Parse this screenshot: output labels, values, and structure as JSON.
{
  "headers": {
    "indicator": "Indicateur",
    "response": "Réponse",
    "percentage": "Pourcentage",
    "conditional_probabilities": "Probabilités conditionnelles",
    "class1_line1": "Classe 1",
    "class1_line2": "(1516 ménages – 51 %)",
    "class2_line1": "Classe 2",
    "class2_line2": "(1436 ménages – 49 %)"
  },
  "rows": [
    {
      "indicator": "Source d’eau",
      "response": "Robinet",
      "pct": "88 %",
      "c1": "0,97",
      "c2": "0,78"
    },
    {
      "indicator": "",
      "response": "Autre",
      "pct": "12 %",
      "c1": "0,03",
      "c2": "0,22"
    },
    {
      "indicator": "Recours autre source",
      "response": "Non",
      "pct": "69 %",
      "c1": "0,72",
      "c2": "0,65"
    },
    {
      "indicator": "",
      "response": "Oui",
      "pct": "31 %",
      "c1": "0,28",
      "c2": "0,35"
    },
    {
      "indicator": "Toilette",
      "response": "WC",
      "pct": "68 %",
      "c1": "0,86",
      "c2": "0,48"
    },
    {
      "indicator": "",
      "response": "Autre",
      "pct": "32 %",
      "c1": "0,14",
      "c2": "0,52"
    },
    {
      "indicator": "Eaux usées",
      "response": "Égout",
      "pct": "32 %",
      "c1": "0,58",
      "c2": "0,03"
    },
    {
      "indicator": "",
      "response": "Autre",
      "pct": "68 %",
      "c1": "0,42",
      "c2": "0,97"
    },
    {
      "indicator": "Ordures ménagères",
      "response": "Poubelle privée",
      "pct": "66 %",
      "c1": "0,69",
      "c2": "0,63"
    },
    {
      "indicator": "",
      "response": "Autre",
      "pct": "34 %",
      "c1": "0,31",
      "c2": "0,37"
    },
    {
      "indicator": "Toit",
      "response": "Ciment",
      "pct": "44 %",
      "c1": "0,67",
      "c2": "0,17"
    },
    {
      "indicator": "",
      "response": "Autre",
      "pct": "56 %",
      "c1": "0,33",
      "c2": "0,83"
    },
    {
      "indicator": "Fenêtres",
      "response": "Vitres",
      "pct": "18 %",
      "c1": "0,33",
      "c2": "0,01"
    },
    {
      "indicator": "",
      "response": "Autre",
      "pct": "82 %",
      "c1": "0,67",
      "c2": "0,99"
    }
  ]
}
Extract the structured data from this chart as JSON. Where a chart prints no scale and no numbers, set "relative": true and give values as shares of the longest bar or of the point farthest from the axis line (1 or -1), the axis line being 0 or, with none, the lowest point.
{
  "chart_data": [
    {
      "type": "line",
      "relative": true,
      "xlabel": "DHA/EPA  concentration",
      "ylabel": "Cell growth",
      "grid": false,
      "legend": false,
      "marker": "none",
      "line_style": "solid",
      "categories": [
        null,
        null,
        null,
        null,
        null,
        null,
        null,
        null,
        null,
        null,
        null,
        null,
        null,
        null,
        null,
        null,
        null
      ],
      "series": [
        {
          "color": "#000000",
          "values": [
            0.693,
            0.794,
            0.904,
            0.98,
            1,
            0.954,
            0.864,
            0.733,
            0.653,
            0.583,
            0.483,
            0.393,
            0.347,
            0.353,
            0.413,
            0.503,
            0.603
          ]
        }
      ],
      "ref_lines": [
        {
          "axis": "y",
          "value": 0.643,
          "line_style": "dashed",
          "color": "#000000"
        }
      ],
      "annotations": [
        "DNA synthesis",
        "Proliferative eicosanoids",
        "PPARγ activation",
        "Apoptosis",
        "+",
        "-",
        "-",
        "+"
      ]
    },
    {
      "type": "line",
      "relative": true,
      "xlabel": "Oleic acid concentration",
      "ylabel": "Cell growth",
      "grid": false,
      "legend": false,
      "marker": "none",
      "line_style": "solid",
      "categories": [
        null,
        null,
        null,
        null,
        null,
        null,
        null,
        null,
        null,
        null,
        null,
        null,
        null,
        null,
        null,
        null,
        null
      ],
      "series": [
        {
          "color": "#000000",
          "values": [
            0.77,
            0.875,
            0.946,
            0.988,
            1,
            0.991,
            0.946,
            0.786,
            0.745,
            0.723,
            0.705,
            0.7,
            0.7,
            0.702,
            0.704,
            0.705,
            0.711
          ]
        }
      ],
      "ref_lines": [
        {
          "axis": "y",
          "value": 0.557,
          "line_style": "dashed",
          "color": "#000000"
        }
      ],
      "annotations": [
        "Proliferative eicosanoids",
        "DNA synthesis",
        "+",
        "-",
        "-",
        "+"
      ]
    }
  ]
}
====================
### GOAL
Identify and copy lines that hold the string "JSON".

### ANSWER TO THIS TASK
Parse this screenshot: output labels, values, and structure as JSON.
Extract the structured data from this chart as JSON. Where a chart prints no scale and no numbers, set "relative": true and give values as shares of the longest bar or of the point farthest from the axis line (1 or -1), the axis line being 0 or, with none, the lowest point.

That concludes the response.